WHAT YOU ARE ASKED TO DO = Each line containing the word "weight" must be collected.

MATERIAL PROVIDED =

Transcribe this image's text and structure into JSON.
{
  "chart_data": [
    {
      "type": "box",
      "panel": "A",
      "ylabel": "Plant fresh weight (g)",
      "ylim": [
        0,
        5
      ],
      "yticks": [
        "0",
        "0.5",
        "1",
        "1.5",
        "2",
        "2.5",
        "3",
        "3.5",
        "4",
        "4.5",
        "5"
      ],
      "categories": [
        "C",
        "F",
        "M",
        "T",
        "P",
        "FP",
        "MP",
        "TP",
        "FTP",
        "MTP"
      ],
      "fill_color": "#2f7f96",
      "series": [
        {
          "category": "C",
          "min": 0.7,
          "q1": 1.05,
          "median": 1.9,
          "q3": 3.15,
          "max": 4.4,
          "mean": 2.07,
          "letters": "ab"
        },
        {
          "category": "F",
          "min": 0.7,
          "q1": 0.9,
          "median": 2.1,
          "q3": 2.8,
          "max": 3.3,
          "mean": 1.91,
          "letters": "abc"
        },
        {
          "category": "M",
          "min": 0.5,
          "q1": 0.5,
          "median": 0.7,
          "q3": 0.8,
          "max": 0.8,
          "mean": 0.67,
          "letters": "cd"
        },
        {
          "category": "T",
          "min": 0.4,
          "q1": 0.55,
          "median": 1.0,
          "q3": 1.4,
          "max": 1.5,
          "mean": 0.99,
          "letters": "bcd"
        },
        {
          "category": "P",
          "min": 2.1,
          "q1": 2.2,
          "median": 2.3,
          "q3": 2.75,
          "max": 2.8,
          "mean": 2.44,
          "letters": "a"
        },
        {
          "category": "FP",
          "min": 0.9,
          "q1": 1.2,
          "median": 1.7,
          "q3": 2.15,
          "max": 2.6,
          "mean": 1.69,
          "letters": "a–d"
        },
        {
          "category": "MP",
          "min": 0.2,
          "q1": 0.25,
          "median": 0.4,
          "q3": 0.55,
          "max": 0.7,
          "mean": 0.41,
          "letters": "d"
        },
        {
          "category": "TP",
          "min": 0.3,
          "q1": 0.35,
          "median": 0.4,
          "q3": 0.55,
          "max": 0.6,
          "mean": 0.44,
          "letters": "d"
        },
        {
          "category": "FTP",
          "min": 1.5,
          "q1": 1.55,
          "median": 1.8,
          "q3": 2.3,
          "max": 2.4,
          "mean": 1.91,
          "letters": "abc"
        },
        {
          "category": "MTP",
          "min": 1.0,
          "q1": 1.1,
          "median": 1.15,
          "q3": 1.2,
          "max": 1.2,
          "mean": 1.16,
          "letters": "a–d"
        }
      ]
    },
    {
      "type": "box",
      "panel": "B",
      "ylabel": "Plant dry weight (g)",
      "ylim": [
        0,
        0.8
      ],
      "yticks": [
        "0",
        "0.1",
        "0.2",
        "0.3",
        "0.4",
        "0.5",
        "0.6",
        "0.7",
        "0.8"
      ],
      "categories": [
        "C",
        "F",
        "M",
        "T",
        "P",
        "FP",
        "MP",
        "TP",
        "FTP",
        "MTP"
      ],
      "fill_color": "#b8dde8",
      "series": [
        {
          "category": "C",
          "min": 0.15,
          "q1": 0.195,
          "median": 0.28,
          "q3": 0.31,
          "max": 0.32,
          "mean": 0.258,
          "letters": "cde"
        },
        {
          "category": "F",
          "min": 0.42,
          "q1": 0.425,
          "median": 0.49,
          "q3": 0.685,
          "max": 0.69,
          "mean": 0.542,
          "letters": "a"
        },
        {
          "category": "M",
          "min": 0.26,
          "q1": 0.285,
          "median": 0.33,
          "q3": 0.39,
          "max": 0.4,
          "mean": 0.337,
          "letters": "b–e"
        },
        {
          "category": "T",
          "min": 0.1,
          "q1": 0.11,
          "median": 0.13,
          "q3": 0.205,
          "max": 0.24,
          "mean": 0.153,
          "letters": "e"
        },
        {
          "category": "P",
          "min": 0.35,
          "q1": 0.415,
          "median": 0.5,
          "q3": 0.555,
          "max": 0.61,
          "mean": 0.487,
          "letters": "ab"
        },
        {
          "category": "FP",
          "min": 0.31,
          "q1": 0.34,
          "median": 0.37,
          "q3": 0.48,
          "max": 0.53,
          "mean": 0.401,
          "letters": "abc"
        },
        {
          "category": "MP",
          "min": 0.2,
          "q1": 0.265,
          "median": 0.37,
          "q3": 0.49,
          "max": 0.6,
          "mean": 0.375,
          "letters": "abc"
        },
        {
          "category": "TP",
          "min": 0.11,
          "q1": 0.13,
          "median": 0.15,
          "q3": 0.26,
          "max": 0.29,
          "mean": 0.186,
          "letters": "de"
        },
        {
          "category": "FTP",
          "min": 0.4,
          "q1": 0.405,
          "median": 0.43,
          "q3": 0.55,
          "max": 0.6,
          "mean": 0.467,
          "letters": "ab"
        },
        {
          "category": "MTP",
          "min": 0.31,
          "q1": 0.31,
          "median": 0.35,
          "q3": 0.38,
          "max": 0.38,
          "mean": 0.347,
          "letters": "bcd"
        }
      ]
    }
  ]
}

THE SOLUTION =
      "ylabel": "Plant fresh weight (g)",
      "ylabel": "Plant dry weight (g)",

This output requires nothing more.